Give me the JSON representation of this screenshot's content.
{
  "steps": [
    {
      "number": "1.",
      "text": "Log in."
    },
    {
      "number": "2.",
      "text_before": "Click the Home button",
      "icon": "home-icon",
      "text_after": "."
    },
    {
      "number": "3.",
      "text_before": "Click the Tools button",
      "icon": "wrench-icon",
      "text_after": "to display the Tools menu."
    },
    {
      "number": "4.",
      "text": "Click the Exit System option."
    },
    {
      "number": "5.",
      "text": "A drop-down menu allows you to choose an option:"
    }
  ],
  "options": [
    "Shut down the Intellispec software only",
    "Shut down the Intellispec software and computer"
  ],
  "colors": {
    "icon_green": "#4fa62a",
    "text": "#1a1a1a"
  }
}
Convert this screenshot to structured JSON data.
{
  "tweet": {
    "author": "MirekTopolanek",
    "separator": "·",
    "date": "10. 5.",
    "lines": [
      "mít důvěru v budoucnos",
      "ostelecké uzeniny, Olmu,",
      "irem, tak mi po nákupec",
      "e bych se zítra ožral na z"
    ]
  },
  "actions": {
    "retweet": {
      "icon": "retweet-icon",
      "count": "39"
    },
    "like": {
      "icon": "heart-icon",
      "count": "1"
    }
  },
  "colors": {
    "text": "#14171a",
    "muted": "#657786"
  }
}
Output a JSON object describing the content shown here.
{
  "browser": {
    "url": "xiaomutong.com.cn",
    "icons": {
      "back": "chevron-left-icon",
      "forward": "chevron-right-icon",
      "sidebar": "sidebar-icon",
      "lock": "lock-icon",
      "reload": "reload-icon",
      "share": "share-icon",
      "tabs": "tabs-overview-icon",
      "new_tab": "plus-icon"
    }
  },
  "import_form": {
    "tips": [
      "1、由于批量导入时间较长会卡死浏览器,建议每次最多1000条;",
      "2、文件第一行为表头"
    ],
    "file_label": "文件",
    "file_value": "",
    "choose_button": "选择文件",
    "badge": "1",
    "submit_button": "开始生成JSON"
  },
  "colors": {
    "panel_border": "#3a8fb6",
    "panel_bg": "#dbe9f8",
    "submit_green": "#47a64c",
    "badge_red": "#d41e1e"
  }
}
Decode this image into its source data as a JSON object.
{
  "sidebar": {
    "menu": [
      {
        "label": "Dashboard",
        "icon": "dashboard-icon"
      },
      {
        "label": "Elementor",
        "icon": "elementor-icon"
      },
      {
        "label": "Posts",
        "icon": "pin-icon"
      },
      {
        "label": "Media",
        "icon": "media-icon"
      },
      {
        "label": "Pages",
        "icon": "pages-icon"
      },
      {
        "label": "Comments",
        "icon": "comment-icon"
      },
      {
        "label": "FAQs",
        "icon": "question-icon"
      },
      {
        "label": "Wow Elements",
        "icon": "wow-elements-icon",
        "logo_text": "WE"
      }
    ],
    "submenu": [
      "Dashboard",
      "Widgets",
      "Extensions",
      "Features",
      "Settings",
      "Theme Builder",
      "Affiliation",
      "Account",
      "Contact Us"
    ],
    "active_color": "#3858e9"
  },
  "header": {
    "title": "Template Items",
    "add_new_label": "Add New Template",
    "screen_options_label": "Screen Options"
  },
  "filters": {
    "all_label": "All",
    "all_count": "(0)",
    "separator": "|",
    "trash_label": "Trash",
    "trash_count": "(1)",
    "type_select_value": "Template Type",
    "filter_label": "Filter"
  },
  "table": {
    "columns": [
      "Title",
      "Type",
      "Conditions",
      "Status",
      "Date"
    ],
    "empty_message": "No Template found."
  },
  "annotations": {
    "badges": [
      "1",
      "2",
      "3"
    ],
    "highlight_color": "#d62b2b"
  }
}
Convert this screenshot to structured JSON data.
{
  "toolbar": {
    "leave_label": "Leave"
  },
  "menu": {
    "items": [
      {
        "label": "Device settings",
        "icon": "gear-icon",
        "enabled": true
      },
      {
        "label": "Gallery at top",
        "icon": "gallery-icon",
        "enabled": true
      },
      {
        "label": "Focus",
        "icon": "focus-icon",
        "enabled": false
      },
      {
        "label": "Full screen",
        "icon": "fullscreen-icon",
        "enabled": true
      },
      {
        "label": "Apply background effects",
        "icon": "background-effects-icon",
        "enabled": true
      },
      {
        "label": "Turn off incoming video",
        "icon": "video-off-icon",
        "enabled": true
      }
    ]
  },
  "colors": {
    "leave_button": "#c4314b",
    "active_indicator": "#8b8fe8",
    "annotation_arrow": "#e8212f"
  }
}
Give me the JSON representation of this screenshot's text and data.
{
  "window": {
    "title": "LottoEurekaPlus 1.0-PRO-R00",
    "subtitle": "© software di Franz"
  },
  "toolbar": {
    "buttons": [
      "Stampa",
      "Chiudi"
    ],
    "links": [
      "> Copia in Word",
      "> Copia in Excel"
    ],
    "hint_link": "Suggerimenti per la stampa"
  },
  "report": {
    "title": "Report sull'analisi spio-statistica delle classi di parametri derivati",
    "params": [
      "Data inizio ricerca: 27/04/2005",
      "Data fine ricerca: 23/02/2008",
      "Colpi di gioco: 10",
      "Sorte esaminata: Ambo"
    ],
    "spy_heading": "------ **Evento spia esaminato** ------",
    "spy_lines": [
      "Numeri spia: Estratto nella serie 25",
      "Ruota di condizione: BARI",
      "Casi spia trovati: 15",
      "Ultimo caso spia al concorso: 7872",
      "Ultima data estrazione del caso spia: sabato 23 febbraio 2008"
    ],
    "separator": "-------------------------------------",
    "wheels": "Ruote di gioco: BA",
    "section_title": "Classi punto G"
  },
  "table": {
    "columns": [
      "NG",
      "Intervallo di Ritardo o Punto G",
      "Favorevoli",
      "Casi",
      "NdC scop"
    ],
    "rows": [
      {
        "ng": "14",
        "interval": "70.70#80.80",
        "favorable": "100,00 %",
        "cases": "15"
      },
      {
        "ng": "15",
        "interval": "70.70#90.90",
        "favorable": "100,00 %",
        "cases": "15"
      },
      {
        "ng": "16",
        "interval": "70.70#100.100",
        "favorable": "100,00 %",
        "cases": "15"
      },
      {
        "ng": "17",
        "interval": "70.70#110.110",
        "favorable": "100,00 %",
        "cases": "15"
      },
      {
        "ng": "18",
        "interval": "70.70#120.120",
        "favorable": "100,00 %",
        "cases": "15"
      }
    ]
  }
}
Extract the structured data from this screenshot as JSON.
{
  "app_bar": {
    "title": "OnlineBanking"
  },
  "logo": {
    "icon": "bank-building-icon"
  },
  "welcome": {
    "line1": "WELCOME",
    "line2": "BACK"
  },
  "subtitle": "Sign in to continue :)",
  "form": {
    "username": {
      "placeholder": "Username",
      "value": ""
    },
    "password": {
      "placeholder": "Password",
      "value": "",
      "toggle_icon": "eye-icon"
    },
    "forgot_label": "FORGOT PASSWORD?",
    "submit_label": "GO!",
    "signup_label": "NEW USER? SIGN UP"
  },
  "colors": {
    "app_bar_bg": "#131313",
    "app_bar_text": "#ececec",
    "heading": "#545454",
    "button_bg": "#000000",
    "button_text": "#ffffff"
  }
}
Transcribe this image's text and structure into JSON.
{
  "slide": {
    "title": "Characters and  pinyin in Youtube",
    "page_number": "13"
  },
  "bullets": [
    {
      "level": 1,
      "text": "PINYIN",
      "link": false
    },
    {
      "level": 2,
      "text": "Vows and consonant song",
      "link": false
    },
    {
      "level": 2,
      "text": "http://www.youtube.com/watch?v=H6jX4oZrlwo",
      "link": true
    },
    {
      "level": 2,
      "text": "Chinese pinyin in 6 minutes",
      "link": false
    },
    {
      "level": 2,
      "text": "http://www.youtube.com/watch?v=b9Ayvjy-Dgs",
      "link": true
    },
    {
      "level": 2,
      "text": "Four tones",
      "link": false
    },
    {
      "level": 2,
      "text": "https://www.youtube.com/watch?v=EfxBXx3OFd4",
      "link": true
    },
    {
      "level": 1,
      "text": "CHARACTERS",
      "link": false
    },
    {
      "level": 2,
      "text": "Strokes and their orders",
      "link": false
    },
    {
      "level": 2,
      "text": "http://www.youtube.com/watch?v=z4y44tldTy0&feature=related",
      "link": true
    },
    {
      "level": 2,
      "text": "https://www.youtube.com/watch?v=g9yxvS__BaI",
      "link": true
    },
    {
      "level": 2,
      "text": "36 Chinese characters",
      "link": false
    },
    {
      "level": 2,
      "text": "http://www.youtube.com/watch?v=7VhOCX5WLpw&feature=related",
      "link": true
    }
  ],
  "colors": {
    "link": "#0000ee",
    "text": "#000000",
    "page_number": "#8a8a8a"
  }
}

Prompt:
Your answer should consist only of the lines from the one with "Transcribe this image's" through the end of the data above, reproduced exactly.

Expected answer:
Transcribe this image's text and structure into JSON.
{
  "slide": {
    "title": "Characters and  pinyin in Youtube",
    "page_number": "13"
  },
  "bullets": [
    {
      "level": 1,
      "text": "PINYIN",
      "link": false
    },
    {
      "level": 2,
      "text": "Vows and consonant song",
      "link": false
    },
    {
      "level": 2,
      "text": "http://www.youtube.com/watch?v=H6jX4oZrlwo",
      "link": true
    },
    {
      "level": 2,
      "text": "Chinese pinyin in 6 minutes",
      "link": false
    },
    {
      "level": 2,
      "text": "http://www.youtube.com/watch?v=b9Ayvjy-Dgs",
      "link": true
    },
    {
      "level": 2,
      "text": "Four tones",
      "link": false
    },
    {
      "level": 2,
      "text": "https://www.youtube.com/watch?v=EfxBXx3OFd4",
      "link": true
    },
    {
      "level": 1,
      "text": "CHARACTERS",
      "link": false
    },
    {
      "level": 2,
      "text": "Strokes and their orders",
      "link": false
    },
    {
      "level": 2,
      "text": "http://www.youtube.com/watch?v=z4y44tldTy0&feature=related",
      "link": true
    },
    {
      "level": 2,
      "text": "https://www.youtube.com/watch?v=g9yxvS__BaI",
      "link": true
    },
    {
      "level": 2,
      "text": "36 Chinese characters",
      "link": false
    },
    {
      "level": 2,
      "text": "http://www.youtube.com/watch?v=7VhOCX5WLpw&feature=related",
      "link": true
    }
  ],
  "colors": {
    "link": "#0000ee",
    "text": "#000000",
    "page_number": "#8a8a8a"
  }
}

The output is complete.